**GIVEN REQUEST:**
Report only the number of lines in the records that contain the word "acts".
** start of RECORDS **
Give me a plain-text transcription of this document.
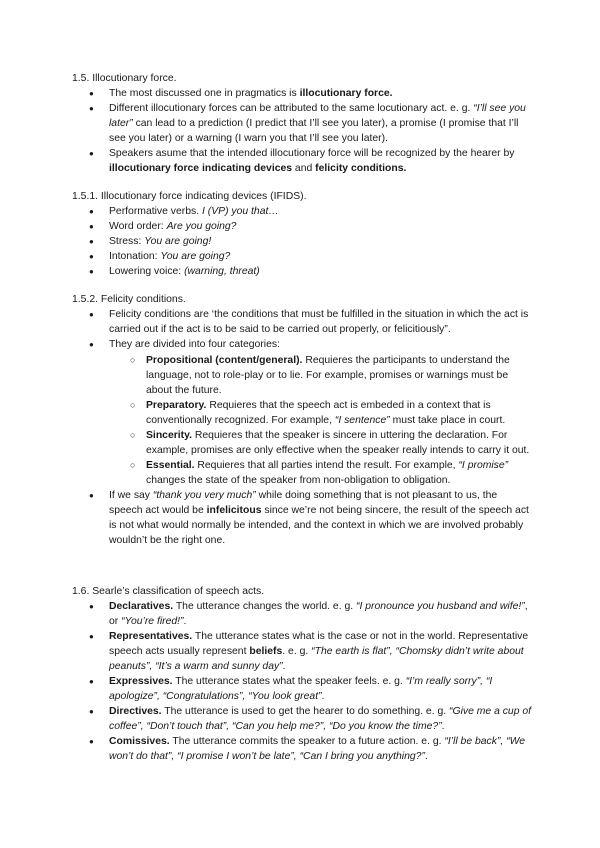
1.5. Illocutionary force.

● The most discussed one in pragmatics is illocutionary force.
● Different illocutionary forces can be attributed to the same locutionary act. e. g. “I’ll see you later” can lead to a prediction (I predict that I’ll see you later), a promise (I promise that I’ll see you later) or a warning (I warn you that I’ll see you later).
● Speakers asume that the intended illocutionary force will be recognized by the hearer by illocutionary force indicating devices and felicity conditions.

1.5.1. Illocutionary force indicating devices (IFIDS).

● Performative verbs. I (VP) you that…
● Word order: Are you going?
● Stress: You are going!
● Intonation: You are going?
● Lowering voice: (warning, threat)

1.5.2. Felicity conditions.

● Felicity conditions are ‘the conditions that must be fulfilled in the situation in which the act is carried out if the act is to be said to be carried out properly, or felicitiously”.
● They are divided into four categories:
○ Propositional (content/general). Requieres the participants to understand the language, not to role-play or to lie. For example, promises or warnings must be about the future.
○ Preparatory. Requieres that the speech act is embeded in a context that is conventionally recognized. For example, “I sentence” must take place in court.
○ Sincerity. Requieres that the speaker is sincere in uttering the declaration. For example, promises are only effective when the speaker really intends to carry it out.
○ Essential. Requieres that all parties intend the result. For example, “I promise” changes the state of the speaker from non-obligation to obligation.
● If we say “thank you very much” while doing something that is not pleasant to us, the speech act would be infelicitous since we’re not being sincere, the result of the speech act is not what would normally be intended, and the context in which we are involved probably wouldn’t be the right one.

1.6. Searle’s classification of speech acts.

● Declaratives. The utterance changes the world. e. g. “I pronounce you husband and wife!”, or “You’re fired!”.
● Representatives. The utterance states what is the case or not in the world. Representative speech acts usually represent beliefs. e. g. “The earth is flat”, “Chomsky didn’t write about peanuts”, “It’s a warm and sunny day”.
● Expressives. The utterance states what the speaker feels. e. g. “I’m really sorry”, “I apologize”, “Congratulations”, “You look great”.
● Directives. The utterance is used to get the hearer to do something. e. g. “Give me a cup of coffee”, “Don’t touch that”, “Can you help me?”, “Do you know the time?”.
● Comissives. The utterance commits the speaker to a future action. e. g. “I’ll be back”, “We won’t do that”, “I promise I won’t be late”, “Can I bring you anything?”.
** end of RECORDS **
**RESULT:**
2